Recorded data
↓

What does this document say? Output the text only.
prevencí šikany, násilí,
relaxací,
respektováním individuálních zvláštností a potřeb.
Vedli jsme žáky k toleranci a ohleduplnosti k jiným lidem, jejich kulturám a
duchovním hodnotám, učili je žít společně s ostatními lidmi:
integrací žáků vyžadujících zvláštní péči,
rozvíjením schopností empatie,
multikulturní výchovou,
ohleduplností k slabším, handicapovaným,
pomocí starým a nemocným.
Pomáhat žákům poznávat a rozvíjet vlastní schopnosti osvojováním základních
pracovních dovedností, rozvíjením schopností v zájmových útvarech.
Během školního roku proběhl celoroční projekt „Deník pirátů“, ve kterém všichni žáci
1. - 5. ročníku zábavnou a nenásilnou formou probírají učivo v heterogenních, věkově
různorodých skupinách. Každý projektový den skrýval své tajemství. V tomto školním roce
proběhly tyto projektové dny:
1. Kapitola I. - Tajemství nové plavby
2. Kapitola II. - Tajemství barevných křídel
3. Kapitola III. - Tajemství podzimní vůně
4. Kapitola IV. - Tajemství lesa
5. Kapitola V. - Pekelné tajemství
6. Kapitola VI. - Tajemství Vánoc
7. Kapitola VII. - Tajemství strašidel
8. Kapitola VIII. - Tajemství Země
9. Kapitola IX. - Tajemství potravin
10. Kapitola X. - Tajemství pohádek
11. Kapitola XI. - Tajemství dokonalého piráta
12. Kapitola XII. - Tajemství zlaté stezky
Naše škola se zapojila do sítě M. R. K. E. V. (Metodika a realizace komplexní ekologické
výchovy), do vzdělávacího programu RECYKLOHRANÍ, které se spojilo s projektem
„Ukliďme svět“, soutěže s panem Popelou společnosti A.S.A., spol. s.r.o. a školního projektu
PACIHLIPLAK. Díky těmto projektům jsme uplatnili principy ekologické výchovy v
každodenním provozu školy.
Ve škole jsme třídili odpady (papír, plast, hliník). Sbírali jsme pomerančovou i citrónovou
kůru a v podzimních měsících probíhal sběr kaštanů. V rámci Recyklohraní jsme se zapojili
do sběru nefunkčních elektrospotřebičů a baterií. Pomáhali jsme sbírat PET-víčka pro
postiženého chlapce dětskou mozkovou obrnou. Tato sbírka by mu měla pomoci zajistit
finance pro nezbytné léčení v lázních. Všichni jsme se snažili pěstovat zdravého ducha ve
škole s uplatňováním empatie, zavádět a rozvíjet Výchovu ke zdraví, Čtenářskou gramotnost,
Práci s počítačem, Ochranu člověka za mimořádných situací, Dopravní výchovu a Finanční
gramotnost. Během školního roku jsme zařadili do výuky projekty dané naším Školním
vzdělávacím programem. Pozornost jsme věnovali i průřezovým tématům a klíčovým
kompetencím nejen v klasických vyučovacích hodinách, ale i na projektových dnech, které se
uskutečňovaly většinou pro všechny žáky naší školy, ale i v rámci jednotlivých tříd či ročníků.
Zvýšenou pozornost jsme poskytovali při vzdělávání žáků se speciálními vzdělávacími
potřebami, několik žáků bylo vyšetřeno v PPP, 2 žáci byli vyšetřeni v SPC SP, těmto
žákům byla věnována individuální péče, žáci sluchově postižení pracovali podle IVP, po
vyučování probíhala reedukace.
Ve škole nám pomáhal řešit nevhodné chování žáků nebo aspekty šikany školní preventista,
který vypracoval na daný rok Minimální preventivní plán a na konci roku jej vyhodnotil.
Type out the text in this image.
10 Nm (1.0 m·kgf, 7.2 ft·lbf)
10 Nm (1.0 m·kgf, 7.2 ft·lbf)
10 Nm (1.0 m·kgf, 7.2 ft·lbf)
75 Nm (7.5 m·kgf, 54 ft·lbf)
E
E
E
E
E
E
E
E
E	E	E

↑

→ **What you have to do**
Of the lines in the data above, how many contain the word "školy"? Give only that figure.

→ **The answer**
2